Middle Harbour Creek, which drains the catchments of Frenchs Forest, Davidson, Killarney Heights and Seaforth before flowing into Middle Harbour, has been ranked the tenth most microplastic-contaminated waterway in New South Wales in the first large-scale estuary study of its kind conducted in Australia.
The finding comes from the Broadscale Microplastic Assessment of NSW Estuaries, a four-year study covering 120 coastal waterways across the state from 2021 to 2024. Middle Harbour Creek received a Grade E rating, the study’s highest contamination category, placing it in the top ten per cent of the most polluted waterways surveyed statewide.
For Frenchs Forest residents whose streets, parks and properties drain directly into the Middle Harbour Creek system, the result provides a measurable account of what urban runoff has been depositing in their local waterway for decades.
What the Study Found and What the Rankings Mean
The study found microplastics in all 120 waterways surveyed, grading each on a five-point scale from Grade A (very low) to Grade E (very high). The very high threshold was set at concentrations above 1.3 microplastic particles per cubic metre, equivalent to an Olympic swimming pool containing 3,250 microplastic particles.

Middle Harbour Creek’s Grade E result places it in the company of some of Sydney’s most heavily urbanised and polluted waterways, including the Cooks River, Dee Why Lagoon, Manly Lagoon, Muddy Creek and Toongabbie Creek. Within the Hawkesbury-Sydney region, which ranked as the primary hotspot statewide, ten waterways received Grade E contamination ratings, with only one waterway in the entire region, Broken Bay, recording a Grade B result.
The study found a strong relationship between urbanisation and microplastic contamination, with concentrations increasing by approximately one additional microplastic particle per cubic metre for every ten per cent increase in catchment urbanisation. The Middle Harbour Creek catchment encompasses large areas of established suburban development across Frenchs Forest, Davidson and surrounding suburbs, with stormwater drains channelling runoff from roads, rooftops, synthetic surfaces and open spaces directly into the creek system.

▸ **DATA SECTION**:

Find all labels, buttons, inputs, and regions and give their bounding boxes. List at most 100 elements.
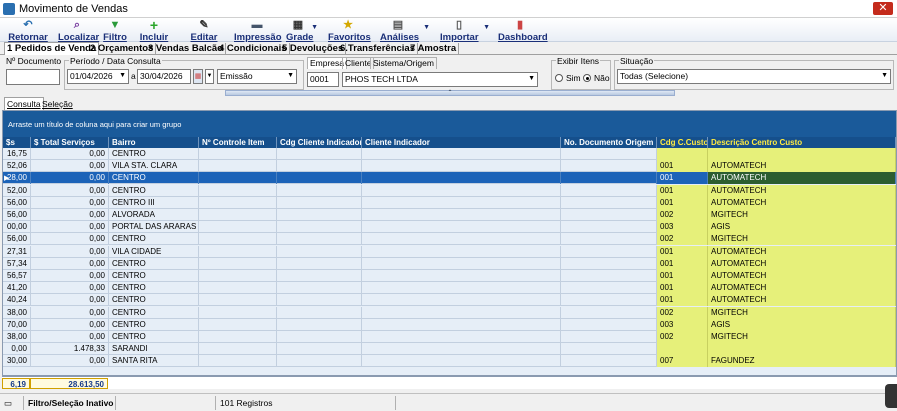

▸ **REQUIREMENT**:
Reproduce the Middle Harbour Creek microplastics article above in full, word for word, with no changes.

▸ **COMPLETED TASK**:
Middle Harbour Creek, which drains the catchments of Frenchs Forest, Davidson, Killarney Heights and Seaforth before flowing into Middle Harbour, has been ranked the tenth most microplastic-contaminated waterway in New South Wales in the first large-scale estuary study of its kind conducted in Australia.
The finding comes from the Broadscale Microplastic Assessment of NSW Estuaries, a four-year study covering 120 coastal waterways across the state from 2021 to 2024. Middle Harbour Creek received a Grade E rating, the study’s highest contamination category, placing it in the top ten per cent of the most polluted waterways surveyed statewide.
For Frenchs Forest residents whose streets, parks and properties drain directly into the Middle Harbour Creek system, the result provides a measurable account of what urban runoff has been depositing in their local waterway for decades.
What the Study Found and What the Rankings Mean
The study found microplastics in all 120 waterways surveyed, grading each on a five-point scale from Grade A (very low) to Grade E (very high). The very high threshold was set at concentrations above 1.3 microplastic particles per cubic metre, equivalent to an Olympic swimming pool containing 3,250 microplastic particles.

Middle Harbour Creek’s Grade E result places it in the company of some of Sydney’s most heavily urbanised and polluted waterways, including the Cooks River, Dee Why Lagoon, Manly Lagoon, Muddy Creek and Toongabbie Creek. Within the Hawkesbury-Sydney region, which ranked as the primary hotspot statewide, ten waterways received Grade E contamination ratings, with only one waterway in the entire region, Broken Bay, recording a Grade B result.
The study found a strong relationship between urbanisation and microplastic contamination, with concentrations increasing by approximately one additional microplastic particle per cubic metre for every ten per cent increase in catchment urbanisation. The Middle Harbour Creek catchment encompasses large areas of established suburban development across Frenchs Forest, Davidson and surrounding suburbs, with stormwater drains channelling runoff from roads, rooftops, synthetic surfaces and open spaces directly into the creek system.